Records excerpted from a collection
-=-=-

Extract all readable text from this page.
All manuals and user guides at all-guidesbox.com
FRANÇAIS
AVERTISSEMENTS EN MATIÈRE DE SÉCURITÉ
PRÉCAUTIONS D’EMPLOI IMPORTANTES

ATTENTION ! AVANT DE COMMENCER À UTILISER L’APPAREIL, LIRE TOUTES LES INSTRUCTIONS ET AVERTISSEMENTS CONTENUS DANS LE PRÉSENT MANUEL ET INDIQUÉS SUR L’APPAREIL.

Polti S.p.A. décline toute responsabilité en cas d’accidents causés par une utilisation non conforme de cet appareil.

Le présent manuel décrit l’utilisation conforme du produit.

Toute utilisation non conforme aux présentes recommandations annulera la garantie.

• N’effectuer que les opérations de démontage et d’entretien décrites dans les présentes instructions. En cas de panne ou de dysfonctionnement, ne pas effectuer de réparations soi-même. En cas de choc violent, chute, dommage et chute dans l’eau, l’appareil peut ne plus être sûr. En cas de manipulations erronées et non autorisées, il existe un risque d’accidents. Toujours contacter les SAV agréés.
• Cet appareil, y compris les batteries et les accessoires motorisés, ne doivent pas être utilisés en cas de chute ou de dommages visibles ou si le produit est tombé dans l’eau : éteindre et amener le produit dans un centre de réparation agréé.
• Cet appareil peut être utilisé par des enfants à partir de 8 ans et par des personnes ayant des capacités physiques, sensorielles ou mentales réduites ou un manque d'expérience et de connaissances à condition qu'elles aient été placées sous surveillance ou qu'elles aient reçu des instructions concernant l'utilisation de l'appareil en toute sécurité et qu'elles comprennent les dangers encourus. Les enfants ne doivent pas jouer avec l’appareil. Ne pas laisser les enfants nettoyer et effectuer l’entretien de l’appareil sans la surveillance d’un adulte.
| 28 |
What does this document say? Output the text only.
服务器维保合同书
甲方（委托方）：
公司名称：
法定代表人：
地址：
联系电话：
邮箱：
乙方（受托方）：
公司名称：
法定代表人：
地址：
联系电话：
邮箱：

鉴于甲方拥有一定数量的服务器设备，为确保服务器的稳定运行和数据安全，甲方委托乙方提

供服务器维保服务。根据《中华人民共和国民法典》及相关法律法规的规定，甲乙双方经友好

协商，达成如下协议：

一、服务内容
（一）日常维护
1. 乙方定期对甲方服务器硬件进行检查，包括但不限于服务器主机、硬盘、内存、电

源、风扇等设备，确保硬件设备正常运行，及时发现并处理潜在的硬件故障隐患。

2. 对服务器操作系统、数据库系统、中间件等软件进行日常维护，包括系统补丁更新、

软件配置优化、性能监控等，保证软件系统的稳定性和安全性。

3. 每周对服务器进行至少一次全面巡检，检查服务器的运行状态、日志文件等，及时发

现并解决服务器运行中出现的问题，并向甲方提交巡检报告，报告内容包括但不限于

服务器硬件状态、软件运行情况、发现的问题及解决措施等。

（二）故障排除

-=-=-

# Short exercise
Give the complete listing a second time, exactly as it reads.

# Answer for this exercise
Extract all readable text from this page.
All manuals and user guides at all-guidesbox.com
FRANÇAIS
AVERTISSEMENTS EN MATIÈRE DE SÉCURITÉ
PRÉCAUTIONS D’EMPLOI IMPORTANTES

ATTENTION ! AVANT DE COMMENCER À UTILISER L’APPAREIL, LIRE TOUTES LES INSTRUCTIONS ET AVERTISSEMENTS CONTENUS DANS LE PRÉSENT MANUEL ET INDIQUÉS SUR L’APPAREIL.

Polti S.p.A. décline toute responsabilité en cas d’accidents causés par une utilisation non conforme de cet appareil.

Le présent manuel décrit l’utilisation conforme du produit.

Toute utilisation non conforme aux présentes recommandations annulera la garantie.

• N’effectuer que les opérations de démontage et d’entretien décrites dans les présentes instructions. En cas de panne ou de dysfonctionnement, ne pas effectuer de réparations soi-même. En cas de choc violent, chute, dommage et chute dans l’eau, l’appareil peut ne plus être sûr. En cas de manipulations erronées et non autorisées, il existe un risque d’accidents. Toujours contacter les SAV agréés.
• Cet appareil, y compris les batteries et les accessoires motorisés, ne doivent pas être utilisés en cas de chute ou de dommages visibles ou si le produit est tombé dans l’eau : éteindre et amener le produit dans un centre de réparation agréé.
• Cet appareil peut être utilisé par des enfants à partir de 8 ans et par des personnes ayant des capacités physiques, sensorielles ou mentales réduites ou un manque d'expérience et de connaissances à condition qu'elles aient été placées sous surveillance ou qu'elles aient reçu des instructions concernant l'utilisation de l'appareil en toute sécurité et qu'elles comprennent les dangers encourus. Les enfants ne doivent pas jouer avec l’appareil. Ne pas laisser les enfants nettoyer et effectuer l’entretien de l’appareil sans la surveillance d’un adulte.
| 28 |
What does this document say? Output the text only.
服务器维保合同书
甲方（委托方）：
公司名称：
法定代表人：
地址：
联系电话：
邮箱：
乙方（受托方）：
公司名称：
法定代表人：
地址：
联系电话：
邮箱：

鉴于甲方拥有一定数量的服务器设备，为确保服务器的稳定运行和数据安全，甲方委托乙方提

供服务器维保服务。根据《中华人民共和国民法典》及相关法律法规的规定，甲乙双方经友好

协商，达成如下协议：

一、服务内容
（一）日常维护
1. 乙方定期对甲方服务器硬件进行检查，包括但不限于服务器主机、硬盘、内存、电

源、风扇等设备，确保硬件设备正常运行，及时发现并处理潜在的硬件故障隐患。

2. 对服务器操作系统、数据库系统、中间件等软件进行日常维护，包括系统补丁更新、

软件配置优化、性能监控等，保证软件系统的稳定性和安全性。

3. 每周对服务器进行至少一次全面巡检，检查服务器的运行状态、日志文件等，及时发

现并解决服务器运行中出现的问题，并向甲方提交巡检报告，报告内容包括但不限于

服务器硬件状态、软件运行情况、发现的问题及解决措施等。

（二）故障排除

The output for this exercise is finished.